◆ **Task statement**
Can you copy out the data exactly? Leave the images out.

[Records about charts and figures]
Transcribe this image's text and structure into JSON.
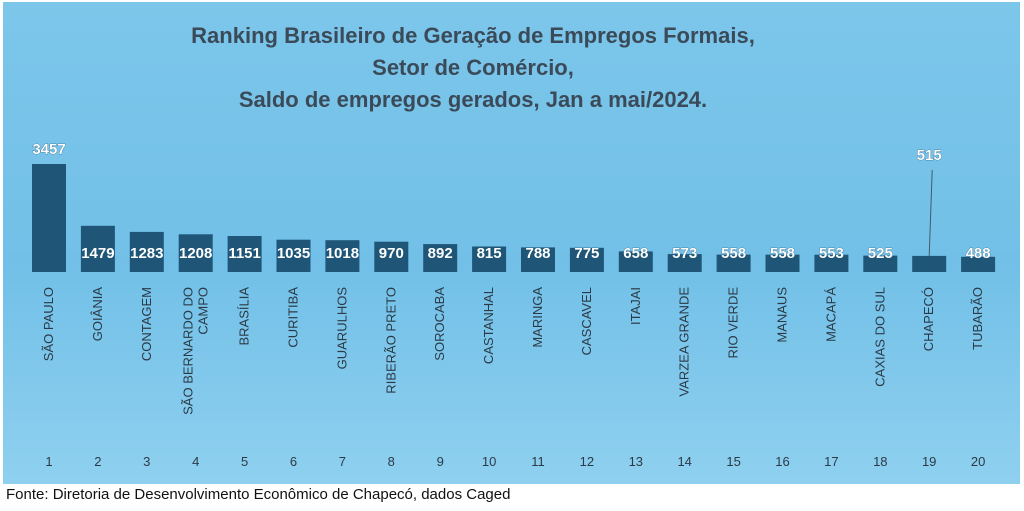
{
  "chart_data": {
    "type": "bar",
    "title_lines": [
      "Ranking Brasileiro de Geração de Empregos Formais,",
      "Setor de Comércio,",
      "Saldo de empregos gerados, Jan a mai/2024."
    ],
    "categories": [
      "SÃO PAULO",
      "GOIÂNIA",
      "CONTAGEM",
      "SÃO BERNARDO DO CAMPO",
      "BRASÍLIA",
      "CURITIBA",
      "GUARULHOS",
      "RIBERÃO PRETO",
      "SOROCABA",
      "CASTANHAL",
      "MARINGA",
      "CASCAVEL",
      "ITAJAI",
      "VARZEA GRANDE",
      "RIO VERDE",
      "MANAUS",
      "MACAPÁ",
      "CAXIAS DO SUL",
      "CHAPECÓ",
      "TUBARÃO"
    ],
    "category_label_lines": [
      [
        "SÃO PAULO"
      ],
      [
        "GOIÂNIA"
      ],
      [
        "CONTAGEM"
      ],
      [
        "SÃO BERNARDO DO",
        "CAMPO"
      ],
      [
        "BRASÍLIA"
      ],
      [
        "CURITIBA"
      ],
      [
        "GUARULHOS"
      ],
      [
        "RIBERÃO PRETO"
      ],
      [
        "SOROCABA"
      ],
      [
        "CASTANHAL"
      ],
      [
        "MARINGA"
      ],
      [
        "CASCAVEL"
      ],
      [
        "ITAJAI"
      ],
      [
        "VARZEA GRANDE"
      ],
      [
        "RIO VERDE"
      ],
      [
        "MANAUS"
      ],
      [
        "MACAPÁ"
      ],
      [
        "CAXIAS DO SUL"
      ],
      [
        "CHAPECÓ"
      ],
      [
        "TUBARÃO"
      ]
    ],
    "values": [
      3457,
      1479,
      1283,
      1208,
      1151,
      1035,
      1018,
      970,
      892,
      815,
      788,
      775,
      658,
      573,
      558,
      558,
      553,
      525,
      515,
      488
    ],
    "value_labels": [
      "3457",
      "1479",
      "1283",
      "1208",
      "1151",
      "1035",
      "1018",
      "970",
      "892",
      "815",
      "788",
      "775",
      "658",
      "573",
      "558",
      "558",
      "553",
      "525",
      "515",
      "488"
    ],
    "ranks": [
      "1",
      "2",
      "3",
      "4",
      "5",
      "6",
      "7",
      "8",
      "9",
      "10",
      "11",
      "12",
      "13",
      "14",
      "15",
      "16",
      "17",
      "18",
      "19",
      "20"
    ],
    "callout_index": 18,
    "ylim": [
      0,
      3457
    ],
    "bar_color": "#1f5677",
    "title_color": "#3b4a59",
    "background_color": "#78c3e9",
    "grid": false,
    "legend": false
  },
  "source_note": "Fonte: Diretoria de Desenvolvimento Econômico de Chapecó, dados Caged"
}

◆ **Complete response**
Transcribe this image's text and structure into JSON.
{
  "chart_data": {
    "type": "bar",
    "title_lines": [
      "Ranking Brasileiro de Geração de Empregos Formais,",
      "Setor de Comércio,",
      "Saldo de empregos gerados, Jan a mai/2024."
    ],
    "categories": [
      "SÃO PAULO",
      "GOIÂNIA",
      "CONTAGEM",
      "SÃO BERNARDO DO CAMPO",
      "BRASÍLIA",
      "CURITIBA",
      "GUARULHOS",
      "RIBERÃO PRETO",
      "SOROCABA",
      "CASTANHAL",
      "MARINGA",
      "CASCAVEL",
      "ITAJAI",
      "VARZEA GRANDE",
      "RIO VERDE",
      "MANAUS",
      "MACAPÁ",
      "CAXIAS DO SUL",
      "CHAPECÓ",
      "TUBARÃO"
    ],
    "category_label_lines": [
      [
        "SÃO PAULO"
      ],
      [
        "GOIÂNIA"
      ],
      [
        "CONTAGEM"
      ],
      [
        "SÃO BERNARDO DO",
        "CAMPO"
      ],
      [
        "BRASÍLIA"
      ],
      [
        "CURITIBA"
      ],
      [
        "GUARULHOS"
      ],
      [
        "RIBERÃO PRETO"
      ],
      [
        "SOROCABA"
      ],
      [
        "CASTANHAL"
      ],
      [
        "MARINGA"
      ],
      [
        "CASCAVEL"
      ],
      [
        "ITAJAI"
      ],
      [
        "VARZEA GRANDE"
      ],
      [
        "RIO VERDE"
      ],
      [
        "MANAUS"
      ],
      [
        "MACAPÁ"
      ],
      [
        "CAXIAS DO SUL"
      ],
      [
        "CHAPECÓ"
      ],
      [
        "TUBARÃO"
      ]
    ],
    "values": [
      3457,
      1479,
      1283,
      1208,
      1151,
      1035,
      1018,
      970,
      892,
      815,
      788,
      775,
      658,
      573,
      558,
      558,
      553,
      525,
      515,
      488
    ],
    "value_labels": [
      "3457",
      "1479",
      "1283",
      "1208",
      "1151",
      "1035",
      "1018",
      "970",
      "892",
      "815",
      "788",
      "775",
      "658",
      "573",
      "558",
      "558",
      "553",
      "525",
      "515",
      "488"
    ],
    "ranks": [
      "1",
      "2",
      "3",
      "4",
      "5",
      "6",
      "7",
      "8",
      "9",
      "10",
      "11",
      "12",
      "13",
      "14",
      "15",
      "16",
      "17",
      "18",
      "19",
      "20"
    ],
    "callout_index": 18,
    "ylim": [
      0,
      3457
    ],
    "bar_color": "#1f5677",
    "title_color": "#3b4a59",
    "background_color": "#78c3e9",
    "grid": false,
    "legend": false
  },
  "source_note": "Fonte: Diretoria de Desenvolvimento Econômico de Chapecó, dados Caged"
}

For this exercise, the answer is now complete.